Stated goal:
Nothing should be left out: output all of the entries exactly.

Data for the task:
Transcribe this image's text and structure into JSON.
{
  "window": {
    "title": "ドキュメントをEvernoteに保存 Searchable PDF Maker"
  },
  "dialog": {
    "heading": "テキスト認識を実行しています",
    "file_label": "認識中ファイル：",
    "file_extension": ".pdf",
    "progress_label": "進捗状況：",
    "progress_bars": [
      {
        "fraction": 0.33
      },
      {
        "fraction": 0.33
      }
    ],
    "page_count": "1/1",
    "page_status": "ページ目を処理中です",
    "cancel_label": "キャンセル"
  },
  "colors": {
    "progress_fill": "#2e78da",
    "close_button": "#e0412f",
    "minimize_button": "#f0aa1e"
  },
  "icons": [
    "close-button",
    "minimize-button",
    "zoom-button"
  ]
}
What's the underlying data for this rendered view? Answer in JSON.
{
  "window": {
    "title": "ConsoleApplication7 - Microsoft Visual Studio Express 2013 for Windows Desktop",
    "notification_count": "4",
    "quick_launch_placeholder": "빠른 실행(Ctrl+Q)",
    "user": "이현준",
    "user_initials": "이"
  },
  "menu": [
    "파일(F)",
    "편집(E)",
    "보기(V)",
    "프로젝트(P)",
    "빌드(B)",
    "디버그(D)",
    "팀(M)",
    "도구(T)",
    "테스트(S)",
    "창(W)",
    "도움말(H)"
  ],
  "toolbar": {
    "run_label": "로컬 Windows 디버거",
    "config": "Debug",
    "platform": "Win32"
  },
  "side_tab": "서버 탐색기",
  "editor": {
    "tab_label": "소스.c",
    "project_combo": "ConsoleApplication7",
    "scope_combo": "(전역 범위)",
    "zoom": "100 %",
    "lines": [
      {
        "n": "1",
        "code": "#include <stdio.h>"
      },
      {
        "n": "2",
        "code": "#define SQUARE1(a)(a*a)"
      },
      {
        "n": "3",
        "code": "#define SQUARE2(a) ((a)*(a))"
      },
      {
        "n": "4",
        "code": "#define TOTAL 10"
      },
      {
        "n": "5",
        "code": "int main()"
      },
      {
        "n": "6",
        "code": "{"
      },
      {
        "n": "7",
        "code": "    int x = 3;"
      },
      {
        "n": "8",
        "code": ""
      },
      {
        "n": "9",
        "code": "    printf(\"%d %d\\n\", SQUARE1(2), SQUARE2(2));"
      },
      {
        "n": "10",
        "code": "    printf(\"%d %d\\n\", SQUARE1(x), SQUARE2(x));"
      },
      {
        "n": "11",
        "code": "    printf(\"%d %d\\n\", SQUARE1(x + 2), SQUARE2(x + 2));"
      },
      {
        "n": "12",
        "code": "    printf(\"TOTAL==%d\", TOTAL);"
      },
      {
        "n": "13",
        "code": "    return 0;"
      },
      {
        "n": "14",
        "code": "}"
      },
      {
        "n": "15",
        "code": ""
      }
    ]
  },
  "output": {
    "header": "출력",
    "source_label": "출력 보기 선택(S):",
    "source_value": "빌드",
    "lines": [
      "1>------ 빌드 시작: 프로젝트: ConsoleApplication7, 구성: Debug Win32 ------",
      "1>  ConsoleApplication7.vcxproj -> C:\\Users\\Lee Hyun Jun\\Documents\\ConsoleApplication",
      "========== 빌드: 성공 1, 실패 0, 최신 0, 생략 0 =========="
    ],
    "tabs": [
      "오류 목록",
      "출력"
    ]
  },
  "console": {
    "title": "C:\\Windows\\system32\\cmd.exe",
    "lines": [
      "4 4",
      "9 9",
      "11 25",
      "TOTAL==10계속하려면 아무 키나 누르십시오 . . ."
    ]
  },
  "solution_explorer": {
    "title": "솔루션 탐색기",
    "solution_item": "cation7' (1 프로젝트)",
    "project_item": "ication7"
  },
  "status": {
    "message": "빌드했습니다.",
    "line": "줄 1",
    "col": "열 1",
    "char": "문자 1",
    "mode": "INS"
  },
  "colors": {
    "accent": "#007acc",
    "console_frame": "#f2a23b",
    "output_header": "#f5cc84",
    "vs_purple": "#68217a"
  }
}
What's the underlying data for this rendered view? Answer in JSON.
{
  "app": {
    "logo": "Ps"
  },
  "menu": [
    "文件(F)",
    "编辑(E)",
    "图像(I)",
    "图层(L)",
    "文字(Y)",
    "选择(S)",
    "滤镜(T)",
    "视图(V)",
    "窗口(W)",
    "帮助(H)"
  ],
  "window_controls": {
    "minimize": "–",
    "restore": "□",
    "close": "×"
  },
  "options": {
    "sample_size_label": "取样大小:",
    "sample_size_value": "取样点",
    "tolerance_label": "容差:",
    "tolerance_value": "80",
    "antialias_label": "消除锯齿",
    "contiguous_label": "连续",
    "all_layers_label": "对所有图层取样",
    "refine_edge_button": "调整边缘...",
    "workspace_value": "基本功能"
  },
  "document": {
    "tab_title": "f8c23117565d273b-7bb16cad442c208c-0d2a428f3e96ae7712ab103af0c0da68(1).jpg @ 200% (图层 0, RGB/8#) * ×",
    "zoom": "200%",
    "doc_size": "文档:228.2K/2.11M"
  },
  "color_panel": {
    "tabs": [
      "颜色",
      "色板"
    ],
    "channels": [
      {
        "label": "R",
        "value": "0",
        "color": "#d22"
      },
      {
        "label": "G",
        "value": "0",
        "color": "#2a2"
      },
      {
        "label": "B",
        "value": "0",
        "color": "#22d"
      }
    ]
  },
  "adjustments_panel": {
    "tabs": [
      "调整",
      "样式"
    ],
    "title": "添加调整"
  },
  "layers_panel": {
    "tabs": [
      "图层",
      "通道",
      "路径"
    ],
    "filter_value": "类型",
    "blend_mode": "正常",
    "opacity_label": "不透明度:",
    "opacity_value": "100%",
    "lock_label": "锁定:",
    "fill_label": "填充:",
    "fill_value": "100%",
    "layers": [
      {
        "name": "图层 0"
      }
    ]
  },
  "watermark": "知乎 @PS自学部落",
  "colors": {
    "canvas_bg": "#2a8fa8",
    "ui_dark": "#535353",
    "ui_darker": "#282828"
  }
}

Solution to the exercise:
Transcribe this image's text and structure into JSON.
{
  "window": {
    "title": "ドキュメントをEvernoteに保存 Searchable PDF Maker"
  },
  "dialog": {
    "heading": "テキスト認識を実行しています",
    "file_label": "認識中ファイル：",
    "file_extension": ".pdf",
    "progress_label": "進捗状況：",
    "progress_bars": [
      {
        "fraction": 0.33
      },
      {
        "fraction": 0.33
      }
    ],
    "page_count": "1/1",
    "page_status": "ページ目を処理中です",
    "cancel_label": "キャンセル"
  },
  "colors": {
    "progress_fill": "#2e78da",
    "close_button": "#e0412f",
    "minimize_button": "#f0aa1e"
  },
  "icons": [
    "close-button",
    "minimize-button",
    "zoom-button"
  ]
}
What's the underlying data for this rendered view? Answer in JSON.
{
  "window": {
    "title": "ConsoleApplication7 - Microsoft Visual Studio Express 2013 for Windows Desktop",
    "notification_count": "4",
    "quick_launch_placeholder": "빠른 실행(Ctrl+Q)",
    "user": "이현준",
    "user_initials": "이"
  },
  "menu": [
    "파일(F)",
    "편집(E)",
    "보기(V)",
    "프로젝트(P)",
    "빌드(B)",
    "디버그(D)",
    "팀(M)",
    "도구(T)",
    "테스트(S)",
    "창(W)",
    "도움말(H)"
  ],
  "toolbar": {
    "run_label": "로컬 Windows 디버거",
    "config": "Debug",
    "platform": "Win32"
  },
  "side_tab": "서버 탐색기",
  "editor": {
    "tab_label": "소스.c",
    "project_combo": "ConsoleApplication7",
    "scope_combo": "(전역 범위)",
    "zoom": "100 %",
    "lines": [
      {
        "n": "1",
        "code": "#include <stdio.h>"
      },
      {
        "n": "2",
        "code": "#define SQUARE1(a)(a*a)"
      },
      {
        "n": "3",
        "code": "#define SQUARE2(a) ((a)*(a))"
      },
      {
        "n": "4",
        "code": "#define TOTAL 10"
      },
      {
        "n": "5",
        "code": "int main()"
      },
      {
        "n": "6",
        "code": "{"
      },
      {
        "n": "7",
        "code": "    int x = 3;"
      },
      {
        "n": "8",
        "code": ""
      },
      {
        "n": "9",
        "code": "    printf(\"%d %d\\n\", SQUARE1(2), SQUARE2(2));"
      },
      {
        "n": "10",
        "code": "    printf(\"%d %d\\n\", SQUARE1(x), SQUARE2(x));"
      },
      {
        "n": "11",
        "code": "    printf(\"%d %d\\n\", SQUARE1(x + 2), SQUARE2(x + 2));"
      },
      {
        "n": "12",
        "code": "    printf(\"TOTAL==%d\", TOTAL);"
      },
      {
        "n": "13",
        "code": "    return 0;"
      },
      {
        "n": "14",
        "code": "}"
      },
      {
        "n": "15",
        "code": ""
      }
    ]
  },
  "output": {
    "header": "출력",
    "source_label": "출력 보기 선택(S):",
    "source_value": "빌드",
    "lines": [
      "1>------ 빌드 시작: 프로젝트: ConsoleApplication7, 구성: Debug Win32 ------",
      "1>  ConsoleApplication7.vcxproj -> C:\\Users\\Lee Hyun Jun\\Documents\\ConsoleApplication",
      "========== 빌드: 성공 1, 실패 0, 최신 0, 생략 0 =========="
    ],
    "tabs": [
      "오류 목록",
      "출력"
    ]
  },
  "console": {
    "title": "C:\\Windows\\system32\\cmd.exe",
    "lines": [
      "4 4",
      "9 9",
      "11 25",
      "TOTAL==10계속하려면 아무 키나 누르십시오 . . ."
    ]
  },
  "solution_explorer": {
    "title": "솔루션 탐색기",
    "solution_item": "cation7' (1 프로젝트)",
    "project_item": "ication7"
  },
  "status": {
    "message": "빌드했습니다.",
    "line": "줄 1",
    "col": "열 1",
    "char": "문자 1",
    "mode": "INS"
  },
  "colors": {
    "accent": "#007acc",
    "console_frame": "#f2a23b",
    "output_header": "#f5cc84",
    "vs_purple": "#68217a"
  }
}
What's the underlying data for this rendered view? Answer in JSON.
{
  "app": {
    "logo": "Ps"
  },
  "menu": [
    "文件(F)",
    "编辑(E)",
    "图像(I)",
    "图层(L)",
    "文字(Y)",
    "选择(S)",
    "滤镜(T)",
    "视图(V)",
    "窗口(W)",
    "帮助(H)"
  ],
  "window_controls": {
    "minimize": "–",
    "restore": "□",
    "close": "×"
  },
  "options": {
    "sample_size_label": "取样大小:",
    "sample_size_value": "取样点",
    "tolerance_label": "容差:",
    "tolerance_value": "80",
    "antialias_label": "消除锯齿",
    "contiguous_label": "连续",
    "all_layers_label": "对所有图层取样",
    "refine_edge_button": "调整边缘...",
    "workspace_value": "基本功能"
  },
  "document": {
    "tab_title": "f8c23117565d273b-7bb16cad442c208c-0d2a428f3e96ae7712ab103af0c0da68(1).jpg @ 200% (图层 0, RGB/8#) * ×",
    "zoom": "200%",
    "doc_size": "文档:228.2K/2.11M"
  },
  "color_panel": {
    "tabs": [
      "颜色",
      "色板"
    ],
    "channels": [
      {
        "label": "R",
        "value": "0",
        "color": "#d22"
      },
      {
        "label": "G",
        "value": "0",
        "color": "#2a2"
      },
      {
        "label": "B",
        "value": "0",
        "color": "#22d"
      }
    ]
  },
  "adjustments_panel": {
    "tabs": [
      "调整",
      "样式"
    ],
    "title": "添加调整"
  },
  "layers_panel": {
    "tabs": [
      "图层",
      "通道",
      "路径"
    ],
    "filter_value": "类型",
    "blend_mode": "正常",
    "opacity_label": "不透明度:",
    "opacity_value": "100%",
    "lock_label": "锁定:",
    "fill_label": "填充:",
    "fill_value": "100%",
    "layers": [
      {
        "name": "图层 0"
      }
    ]
  },
  "watermark": "知乎 @PS自学部落",
  "colors": {
    "canvas_bg": "#2a8fa8",
    "ui_dark": "#535353",
    "ui_darker": "#282828"
  }
}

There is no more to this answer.